YOUR TASK. Can you write out the whole listing exactly?

** START DATASET RECORDS **

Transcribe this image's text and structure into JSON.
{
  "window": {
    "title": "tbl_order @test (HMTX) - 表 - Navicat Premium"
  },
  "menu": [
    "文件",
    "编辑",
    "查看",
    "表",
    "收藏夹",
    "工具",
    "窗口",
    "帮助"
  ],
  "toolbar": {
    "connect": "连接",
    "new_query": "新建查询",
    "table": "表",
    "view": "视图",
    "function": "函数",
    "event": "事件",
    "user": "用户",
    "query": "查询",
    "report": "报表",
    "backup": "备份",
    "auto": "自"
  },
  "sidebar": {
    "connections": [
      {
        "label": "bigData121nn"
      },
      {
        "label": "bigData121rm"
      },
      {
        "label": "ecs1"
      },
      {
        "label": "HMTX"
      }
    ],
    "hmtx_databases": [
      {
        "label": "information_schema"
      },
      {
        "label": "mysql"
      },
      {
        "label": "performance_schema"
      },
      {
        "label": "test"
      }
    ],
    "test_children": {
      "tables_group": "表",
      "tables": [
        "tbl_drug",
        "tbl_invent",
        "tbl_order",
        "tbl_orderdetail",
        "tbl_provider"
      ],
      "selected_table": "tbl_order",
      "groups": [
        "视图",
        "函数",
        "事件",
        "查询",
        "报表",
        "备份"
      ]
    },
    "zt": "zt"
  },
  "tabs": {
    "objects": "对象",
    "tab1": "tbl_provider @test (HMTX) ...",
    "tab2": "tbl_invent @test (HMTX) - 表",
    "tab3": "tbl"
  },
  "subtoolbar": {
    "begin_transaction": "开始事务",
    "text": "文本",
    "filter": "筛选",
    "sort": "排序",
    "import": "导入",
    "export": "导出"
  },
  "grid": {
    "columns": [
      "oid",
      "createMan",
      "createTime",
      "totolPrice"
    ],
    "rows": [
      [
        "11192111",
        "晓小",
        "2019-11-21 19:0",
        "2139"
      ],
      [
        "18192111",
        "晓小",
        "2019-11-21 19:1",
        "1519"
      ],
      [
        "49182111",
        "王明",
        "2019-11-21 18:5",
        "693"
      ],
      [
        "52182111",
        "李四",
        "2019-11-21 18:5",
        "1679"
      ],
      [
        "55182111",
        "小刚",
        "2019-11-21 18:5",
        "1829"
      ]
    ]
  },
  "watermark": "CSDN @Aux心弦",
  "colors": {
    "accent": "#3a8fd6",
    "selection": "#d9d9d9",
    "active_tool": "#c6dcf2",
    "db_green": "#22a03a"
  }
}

** END DATASET RECORDS **

ANSWER TO THIS PROBLEM.
Transcribe this image's text and structure into JSON.
{
  "window": {
    "title": "tbl_order @test (HMTX) - 表 - Navicat Premium"
  },
  "menu": [
    "文件",
    "编辑",
    "查看",
    "表",
    "收藏夹",
    "工具",
    "窗口",
    "帮助"
  ],
  "toolbar": {
    "connect": "连接",
    "new_query": "新建查询",
    "table": "表",
    "view": "视图",
    "function": "函数",
    "event": "事件",
    "user": "用户",
    "query": "查询",
    "report": "报表",
    "backup": "备份",
    "auto": "自"
  },
  "sidebar": {
    "connections": [
      {
        "label": "bigData121nn"
      },
      {
        "label": "bigData121rm"
      },
      {
        "label": "ecs1"
      },
      {
        "label": "HMTX"
      }
    ],
    "hmtx_databases": [
      {
        "label": "information_schema"
      },
      {
        "label": "mysql"
      },
      {
        "label": "performance_schema"
      },
      {
        "label": "test"
      }
    ],
    "test_children": {
      "tables_group": "表",
      "tables": [
        "tbl_drug",
        "tbl_invent",
        "tbl_order",
        "tbl_orderdetail",
        "tbl_provider"
      ],
      "selected_table": "tbl_order",
      "groups": [
        "视图",
        "函数",
        "事件",
        "查询",
        "报表",
        "备份"
      ]
    },
    "zt": "zt"
  },
  "tabs": {
    "objects": "对象",
    "tab1": "tbl_provider @test (HMTX) ...",
    "tab2": "tbl_invent @test (HMTX) - 表",
    "tab3": "tbl"
  },
  "subtoolbar": {
    "begin_transaction": "开始事务",
    "text": "文本",
    "filter": "筛选",
    "sort": "排序",
    "import": "导入",
    "export": "导出"
  },
  "grid": {
    "columns": [
      "oid",
      "createMan",
      "createTime",
      "totolPrice"
    ],
    "rows": [
      [
        "11192111",
        "晓小",
        "2019-11-21 19:0",
        "2139"
      ],
      [
        "18192111",
        "晓小",
        "2019-11-21 19:1",
        "1519"
      ],
      [
        "49182111",
        "王明",
        "2019-11-21 18:5",
        "693"
      ],
      [
        "52182111",
        "李四",
        "2019-11-21 18:5",
        "1679"
      ],
      [
        "55182111",
        "小刚",
        "2019-11-21 18:5",
        "1829"
      ]
    ]
  },
  "watermark": "CSDN @Aux心弦",
  "colors": {
    "accent": "#3a8fd6",
    "selection": "#d9d9d9",
    "active_tool": "#c6dcf2",
    "db_green": "#22a03a"
  }
}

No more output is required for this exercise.